## start INFORMATION GIVEN

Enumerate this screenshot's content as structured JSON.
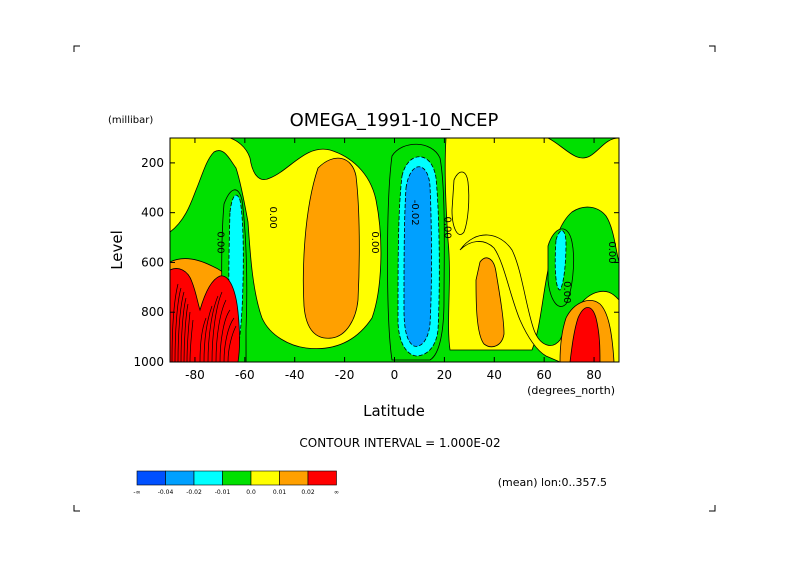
{
  "chart_data": {
    "type": "contour",
    "title": "OMEGA_1991-10_NCEP",
    "xlabel": "Latitude",
    "xunits": "(degrees_north)",
    "ylabel": "Level",
    "yunits": "(millibar)",
    "xlim": [
      -90,
      90
    ],
    "ylim": [
      1000,
      100
    ],
    "xticks": [
      -80,
      -60,
      -40,
      -20,
      0,
      20,
      40,
      60,
      80
    ],
    "yticks": [
      200,
      400,
      600,
      800,
      1000
    ],
    "contour_interval_text": "CONTOUR INTERVAL = 1.000E-02",
    "mean_text": "(mean) lon:0..357.5",
    "contour_labels": [
      {
        "text": "0.00",
        "lat": -71,
        "level": 520
      },
      {
        "text": "0.00",
        "lat": -50,
        "level": 420
      },
      {
        "text": "0.00",
        "lat": -9,
        "level": 520
      },
      {
        "text": "-0.02",
        "lat": 7,
        "level": 400
      },
      {
        "text": "0.00",
        "lat": 20,
        "level": 460
      },
      {
        "text": "0.00",
        "lat": 68,
        "level": 720
      },
      {
        "text": "0.00",
        "lat": 86,
        "level": 560
      }
    ],
    "legend": {
      "colors": [
        "#0050ff",
        "#00a0ff",
        "#00ffff",
        "#00e000",
        "#ffff00",
        "#ffa000",
        "#ff0000"
      ],
      "labels": [
        "-∞",
        "-0.04",
        "-0.02",
        "-0.01",
        "0.0",
        "0.01",
        "0.02",
        "∞"
      ]
    },
    "regions": [
      {
        "level": "-0.02",
        "color": "#00a0ff",
        "lat_center": 8,
        "level_top": 200,
        "level_bottom": 930
      },
      {
        "level": "-0.01",
        "color": "#00ffff",
        "lat_center": -63,
        "level_top": 320,
        "level_bottom": 1000
      },
      {
        "level": "-0.01",
        "color": "#00ffff",
        "lat_center": 68,
        "level_top": 520,
        "level_bottom": 720
      },
      {
        "level": "0.01",
        "color": "#ffa000",
        "lat_center": -26,
        "level_top": 230,
        "level_bottom": 900
      },
      {
        "level": "0.01",
        "color": "#ffa000",
        "lat_center": 42,
        "level_top": 660,
        "level_bottom": 930
      },
      {
        "level": "0.02",
        "color": "#ff0000",
        "lat_center": -80,
        "level_top": 650,
        "level_bottom": 1000
      },
      {
        "level": "0.02",
        "color": "#ff0000",
        "lat_center": 78,
        "level_top": 820,
        "level_bottom": 1000
      }
    ]
  }
}
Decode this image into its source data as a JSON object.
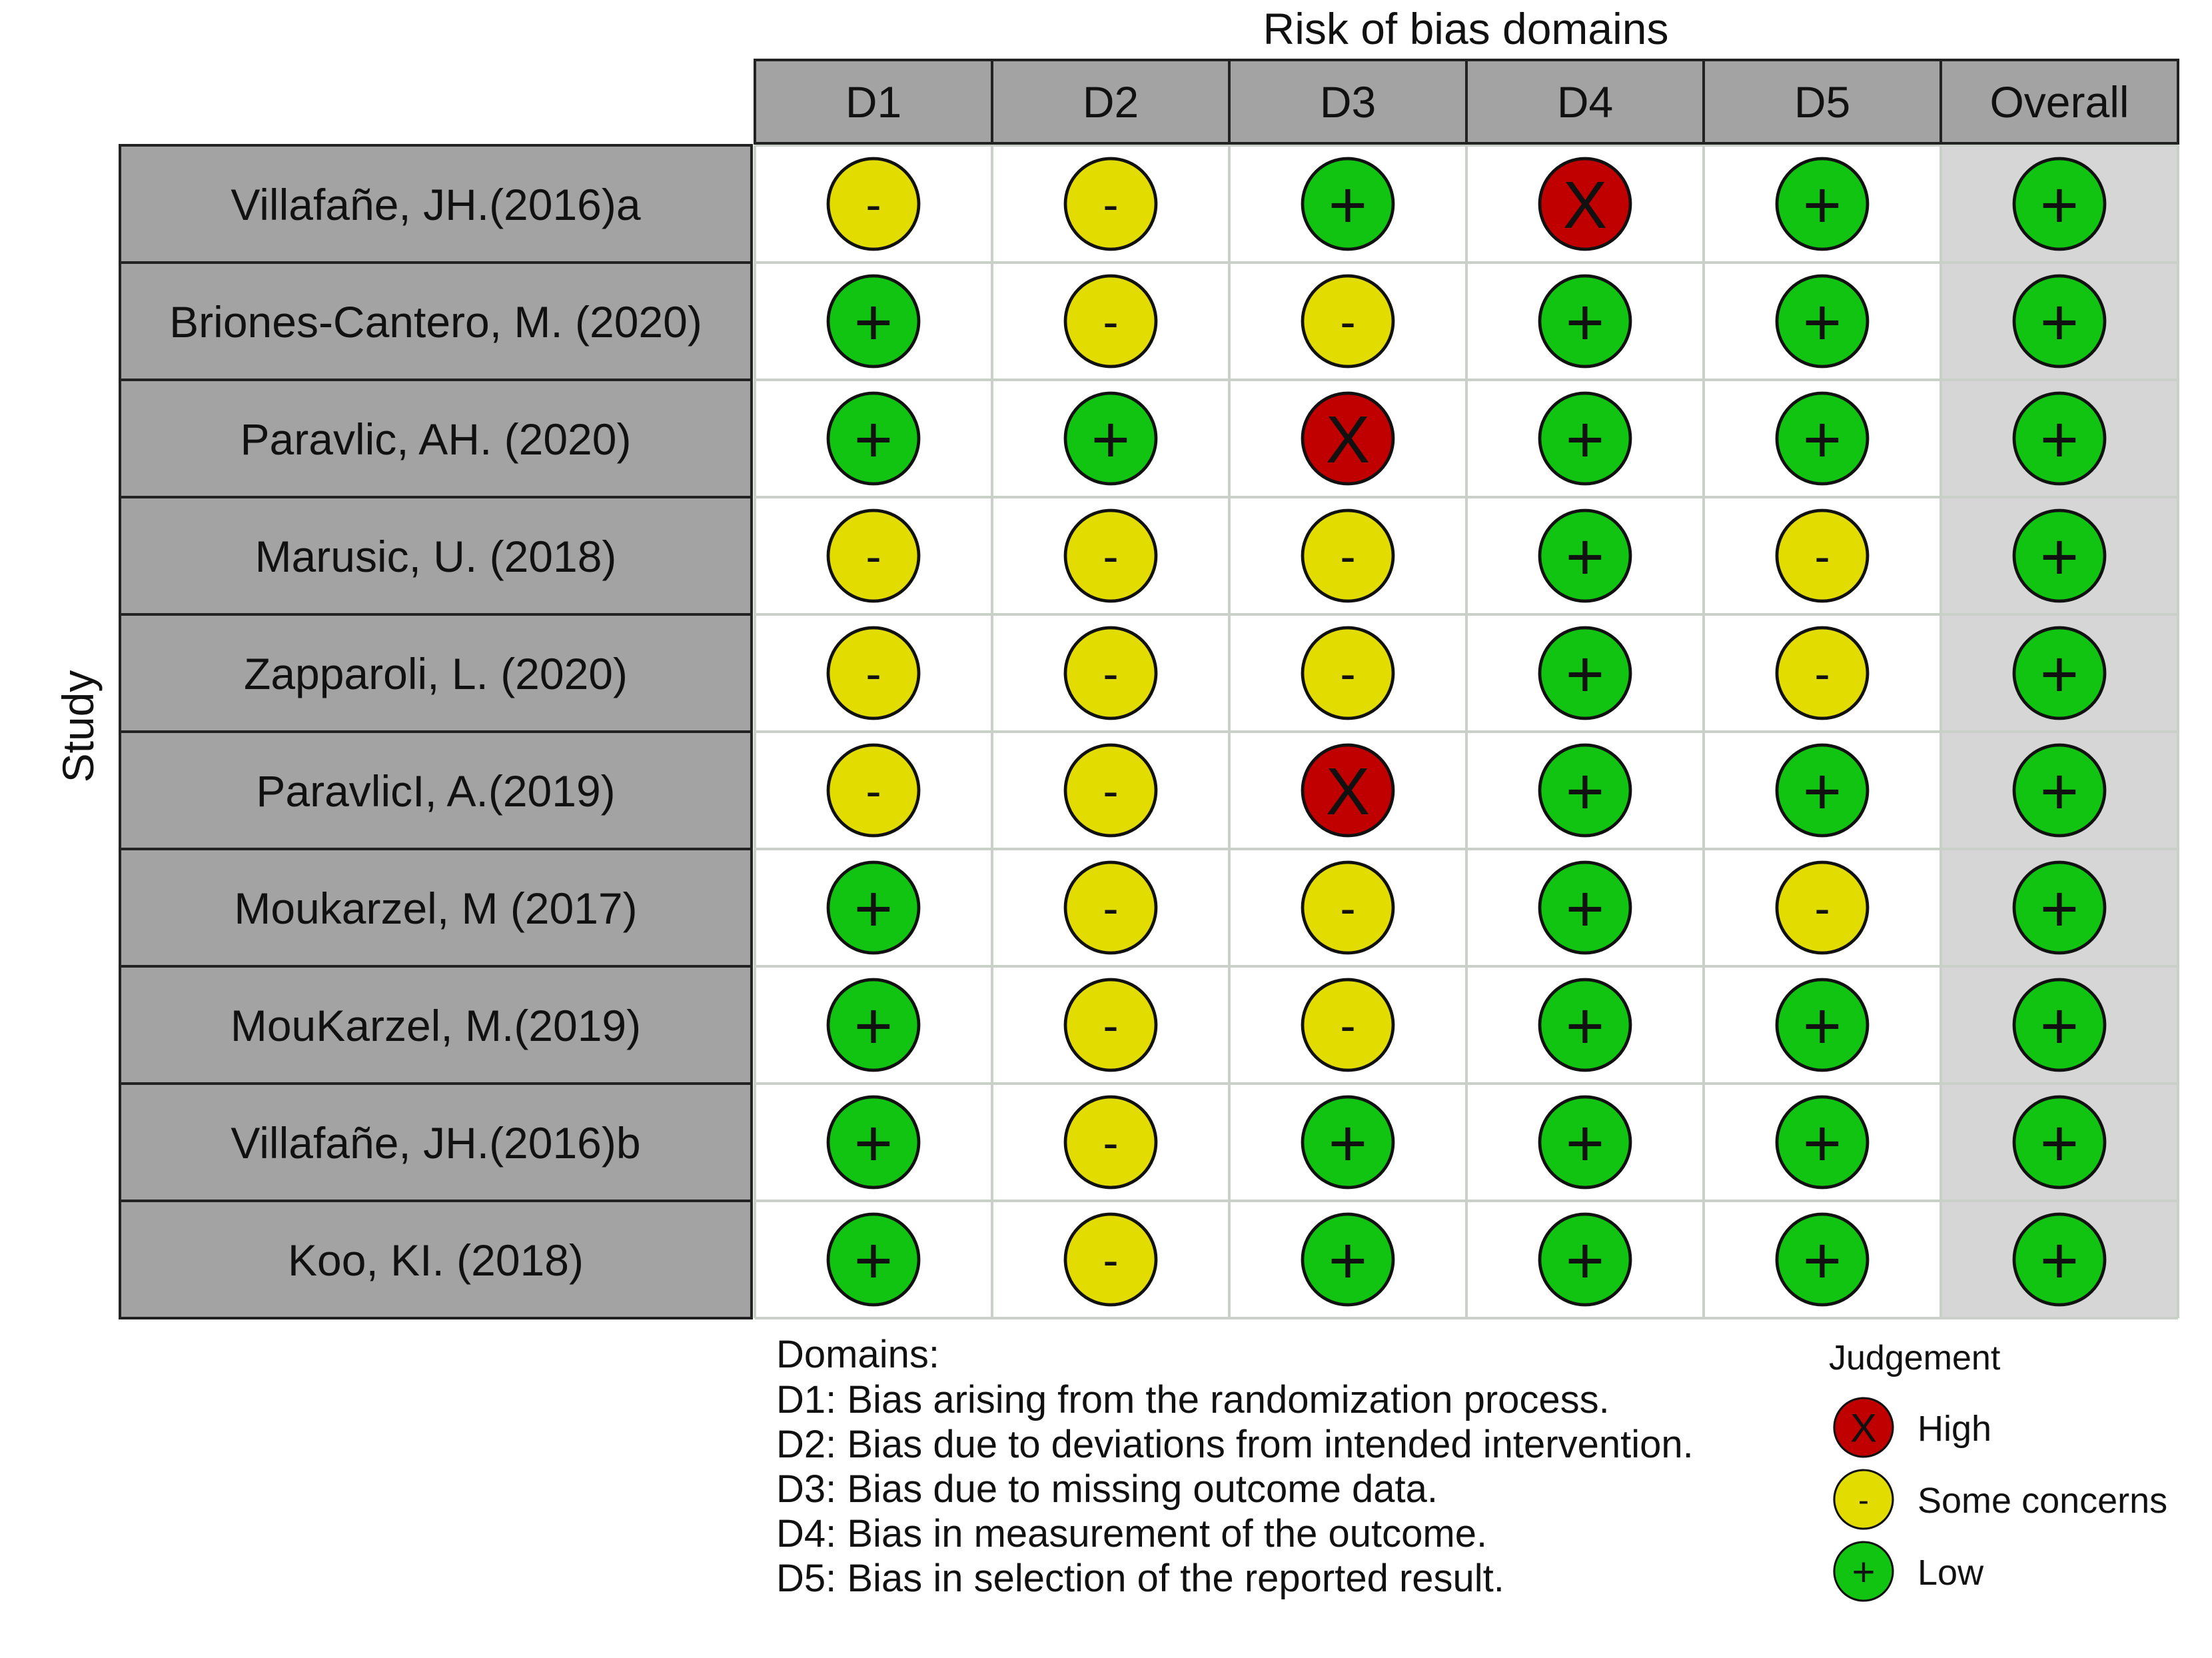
{
  "chart_data": {
    "type": "table",
    "title": "Risk of bias domains",
    "ylabel": "Study",
    "columns": [
      "D1",
      "D2",
      "D3",
      "D4",
      "D5",
      "Overall"
    ],
    "studies": [
      "Villafañe, JH.(2016)a",
      "Briones-Cantero, M. (2020)",
      "Paravlic, AH. (2020)",
      "Marusic, U. (2018)",
      "Zapparoli, L. (2020)",
      "ParavlicI, A.(2019)",
      "Moukarzel, M (2017)",
      "MouKarzel, M.(2019)",
      "Villafañe,  JH.(2016)b",
      "Koo, KI. (2018)"
    ],
    "judgements": [
      [
        "Some concerns",
        "Some concerns",
        "Low",
        "High",
        "Low",
        "Low"
      ],
      [
        "Low",
        "Some concerns",
        "Some concerns",
        "Low",
        "Low",
        "Low"
      ],
      [
        "Low",
        "Low",
        "High",
        "Low",
        "Low",
        "Low"
      ],
      [
        "Some concerns",
        "Some concerns",
        "Some concerns",
        "Low",
        "Some concerns",
        "Low"
      ],
      [
        "Some concerns",
        "Some concerns",
        "Some concerns",
        "Low",
        "Some concerns",
        "Low"
      ],
      [
        "Some concerns",
        "Some concerns",
        "High",
        "Low",
        "Low",
        "Low"
      ],
      [
        "Low",
        "Some concerns",
        "Some concerns",
        "Low",
        "Some concerns",
        "Low"
      ],
      [
        "Low",
        "Some concerns",
        "Some concerns",
        "Low",
        "Low",
        "Low"
      ],
      [
        "Low",
        "Some concerns",
        "Low",
        "Low",
        "Low",
        "Low"
      ],
      [
        "Low",
        "Some concerns",
        "Low",
        "Low",
        "Low",
        "Low"
      ]
    ],
    "domains_title": "Domains:",
    "domains": [
      "D1: Bias arising from the randomization process.",
      "D2: Bias due to deviations from intended intervention.",
      "D3: Bias due to missing outcome data.",
      "D4: Bias in measurement of the outcome.",
      "D5: Bias in selection of the reported result."
    ],
    "legend": {
      "title": "Judgement",
      "items": [
        {
          "label": "High",
          "symbol": "X",
          "color": "#c00000"
        },
        {
          "label": "Some concerns",
          "symbol": "-",
          "color": "#e2dc00"
        },
        {
          "label": "Low",
          "symbol": "+",
          "color": "#12c412"
        }
      ]
    }
  }
}
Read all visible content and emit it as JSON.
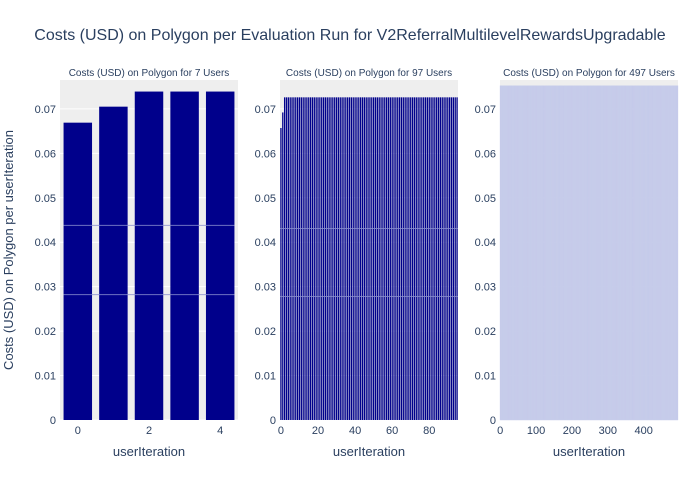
{
  "chart_data": {
    "title": "Costs (USD) on Polygon per Evaluation Run for V2ReferralMultilevelRewardsUpgradable",
    "ylabel": "Costs (USD) on Polygon per userIteration",
    "y_tick_labels": [
      "0",
      "0.01",
      "0.02",
      "0.03",
      "0.04",
      "0.05",
      "0.06",
      "0.07"
    ],
    "panels": [
      {
        "type": "bar",
        "title": "Costs (USD) on Polygon for 7 Users",
        "xlabel": "userIteration",
        "x_tick_labels": [
          "0",
          "2",
          "4"
        ],
        "x_tick_values": [
          0,
          2,
          4
        ],
        "xlim": [
          -0.5,
          4.5
        ],
        "ylim": [
          0,
          0.0765
        ],
        "color": "#00008b",
        "n": 5,
        "values": [
          0.0669,
          0.0705,
          0.0739,
          0.0739,
          0.0739
        ],
        "stack_boundaries": [
          0.0282,
          0.0438
        ]
      },
      {
        "type": "bar",
        "title": "Costs (USD) on Polygon for 97 Users",
        "xlabel": "userIteration",
        "x_tick_labels": [
          "0",
          "20",
          "40",
          "60",
          "80"
        ],
        "x_tick_values": [
          0,
          20,
          40,
          60,
          80
        ],
        "xlim": [
          -0.5,
          95.5
        ],
        "ylim": [
          0,
          0.0765
        ],
        "color": "#00008b",
        "n": 96,
        "first_values": [
          0.0657,
          0.0692
        ],
        "fill_value": 0.0726,
        "stack_boundaries": [
          0.0278,
          0.0431
        ]
      },
      {
        "type": "bar",
        "title": "Costs (USD) on Polygon for 497 Users",
        "xlabel": "userIteration",
        "x_tick_labels": [
          "0",
          "100",
          "200",
          "300",
          "400"
        ],
        "x_tick_values": [
          0,
          100,
          200,
          300,
          400
        ],
        "xlim": [
          -0.5,
          495.5
        ],
        "ylim": [
          0,
          0.0765
        ],
        "color": "#c5cbea",
        "n": 496,
        "fill_value": 0.0752
      }
    ]
  }
}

## end INFORMATION GIVEN

PROMPT: Using the records above, find and show each line with the string "Users".

TASK SOLUTION:
        "title": "Costs (USD) on Polygon for 7 Users",
        "title": "Costs (USD) on Polygon for 97 Users",
        "title": "Costs (USD) on Polygon for 497 Users",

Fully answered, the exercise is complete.